TO BE DONE: Take the entries below and print all of them exactly, please.

╔══

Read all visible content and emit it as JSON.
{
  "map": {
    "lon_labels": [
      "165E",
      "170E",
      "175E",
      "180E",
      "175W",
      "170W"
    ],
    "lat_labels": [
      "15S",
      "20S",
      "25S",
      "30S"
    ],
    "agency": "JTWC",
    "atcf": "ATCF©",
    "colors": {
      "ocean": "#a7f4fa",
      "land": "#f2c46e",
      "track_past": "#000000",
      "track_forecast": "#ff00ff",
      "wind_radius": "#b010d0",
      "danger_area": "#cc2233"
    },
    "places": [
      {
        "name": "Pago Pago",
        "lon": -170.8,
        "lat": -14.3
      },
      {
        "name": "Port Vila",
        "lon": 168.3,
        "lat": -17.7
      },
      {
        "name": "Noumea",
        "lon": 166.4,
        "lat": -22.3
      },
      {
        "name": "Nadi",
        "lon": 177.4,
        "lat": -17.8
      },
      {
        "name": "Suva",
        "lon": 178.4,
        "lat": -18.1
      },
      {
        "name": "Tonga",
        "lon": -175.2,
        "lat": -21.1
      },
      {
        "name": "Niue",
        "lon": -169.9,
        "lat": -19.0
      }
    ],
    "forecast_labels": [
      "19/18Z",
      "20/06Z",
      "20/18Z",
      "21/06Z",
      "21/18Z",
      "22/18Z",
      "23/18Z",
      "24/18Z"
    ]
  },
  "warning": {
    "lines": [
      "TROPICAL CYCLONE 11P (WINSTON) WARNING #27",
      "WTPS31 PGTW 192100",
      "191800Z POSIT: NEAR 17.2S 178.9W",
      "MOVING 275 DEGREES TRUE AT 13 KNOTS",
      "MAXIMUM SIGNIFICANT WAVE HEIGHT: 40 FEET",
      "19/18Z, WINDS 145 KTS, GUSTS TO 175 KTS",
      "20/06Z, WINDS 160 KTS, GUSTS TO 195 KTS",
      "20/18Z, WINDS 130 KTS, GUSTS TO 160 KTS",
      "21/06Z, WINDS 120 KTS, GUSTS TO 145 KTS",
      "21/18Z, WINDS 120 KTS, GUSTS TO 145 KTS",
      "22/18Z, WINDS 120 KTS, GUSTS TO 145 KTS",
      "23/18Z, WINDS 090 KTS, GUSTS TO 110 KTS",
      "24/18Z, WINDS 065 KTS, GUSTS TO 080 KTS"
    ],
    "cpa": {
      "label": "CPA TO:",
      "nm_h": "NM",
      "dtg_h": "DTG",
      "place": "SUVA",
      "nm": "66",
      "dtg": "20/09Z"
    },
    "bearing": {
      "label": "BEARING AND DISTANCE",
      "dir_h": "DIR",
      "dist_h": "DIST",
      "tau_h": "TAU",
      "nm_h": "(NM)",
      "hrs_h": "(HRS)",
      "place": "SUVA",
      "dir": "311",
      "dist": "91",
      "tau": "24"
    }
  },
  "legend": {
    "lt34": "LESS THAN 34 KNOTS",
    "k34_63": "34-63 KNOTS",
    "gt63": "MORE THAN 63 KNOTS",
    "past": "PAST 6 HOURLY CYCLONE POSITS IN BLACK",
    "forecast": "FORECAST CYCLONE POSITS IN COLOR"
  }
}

╚══

EXERCISE RESULT:
Read all visible content and emit it as JSON.
{
  "map": {
    "lon_labels": [
      "165E",
      "170E",
      "175E",
      "180E",
      "175W",
      "170W"
    ],
    "lat_labels": [
      "15S",
      "20S",
      "25S",
      "30S"
    ],
    "agency": "JTWC",
    "atcf": "ATCF©",
    "colors": {
      "ocean": "#a7f4fa",
      "land": "#f2c46e",
      "track_past": "#000000",
      "track_forecast": "#ff00ff",
      "wind_radius": "#b010d0",
      "danger_area": "#cc2233"
    },
    "places": [
      {
        "name": "Pago Pago",
        "lon": -170.8,
        "lat": -14.3
      },
      {
        "name": "Port Vila",
        "lon": 168.3,
        "lat": -17.7
      },
      {
        "name": "Noumea",
        "lon": 166.4,
        "lat": -22.3
      },
      {
        "name": "Nadi",
        "lon": 177.4,
        "lat": -17.8
      },
      {
        "name": "Suva",
        "lon": 178.4,
        "lat": -18.1
      },
      {
        "name": "Tonga",
        "lon": -175.2,
        "lat": -21.1
      },
      {
        "name": "Niue",
        "lon": -169.9,
        "lat": -19.0
      }
    ],
    "forecast_labels": [
      "19/18Z",
      "20/06Z",
      "20/18Z",
      "21/06Z",
      "21/18Z",
      "22/18Z",
      "23/18Z",
      "24/18Z"
    ]
  },
  "warning": {
    "lines": [
      "TROPICAL CYCLONE 11P (WINSTON) WARNING #27",
      "WTPS31 PGTW 192100",
      "191800Z POSIT: NEAR 17.2S 178.9W",
      "MOVING 275 DEGREES TRUE AT 13 KNOTS",
      "MAXIMUM SIGNIFICANT WAVE HEIGHT: 40 FEET",
      "19/18Z, WINDS 145 KTS, GUSTS TO 175 KTS",
      "20/06Z, WINDS 160 KTS, GUSTS TO 195 KTS",
      "20/18Z, WINDS 130 KTS, GUSTS TO 160 KTS",
      "21/06Z, WINDS 120 KTS, GUSTS TO 145 KTS",
      "21/18Z, WINDS 120 KTS, GUSTS TO 145 KTS",
      "22/18Z, WINDS 120 KTS, GUSTS TO 145 KTS",
      "23/18Z, WINDS 090 KTS, GUSTS TO 110 KTS",
      "24/18Z, WINDS 065 KTS, GUSTS TO 080 KTS"
    ],
    "cpa": {
      "label": "CPA TO:",
      "nm_h": "NM",
      "dtg_h": "DTG",
      "place": "SUVA",
      "nm": "66",
      "dtg": "20/09Z"
    },
    "bearing": {
      "label": "BEARING AND DISTANCE",
      "dir_h": "DIR",
      "dist_h": "DIST",
      "tau_h": "TAU",
      "nm_h": "(NM)",
      "hrs_h": "(HRS)",
      "place": "SUVA",
      "dir": "311",
      "dist": "91",
      "tau": "24"
    }
  },
  "legend": {
    "lt34": "LESS THAN 34 KNOTS",
    "k34_63": "34-63 KNOTS",
    "gt63": "MORE THAN 63 KNOTS",
    "past": "PAST 6 HOURLY CYCLONE POSITS IN BLACK",
    "forecast": "FORECAST CYCLONE POSITS IN COLOR"
  }
}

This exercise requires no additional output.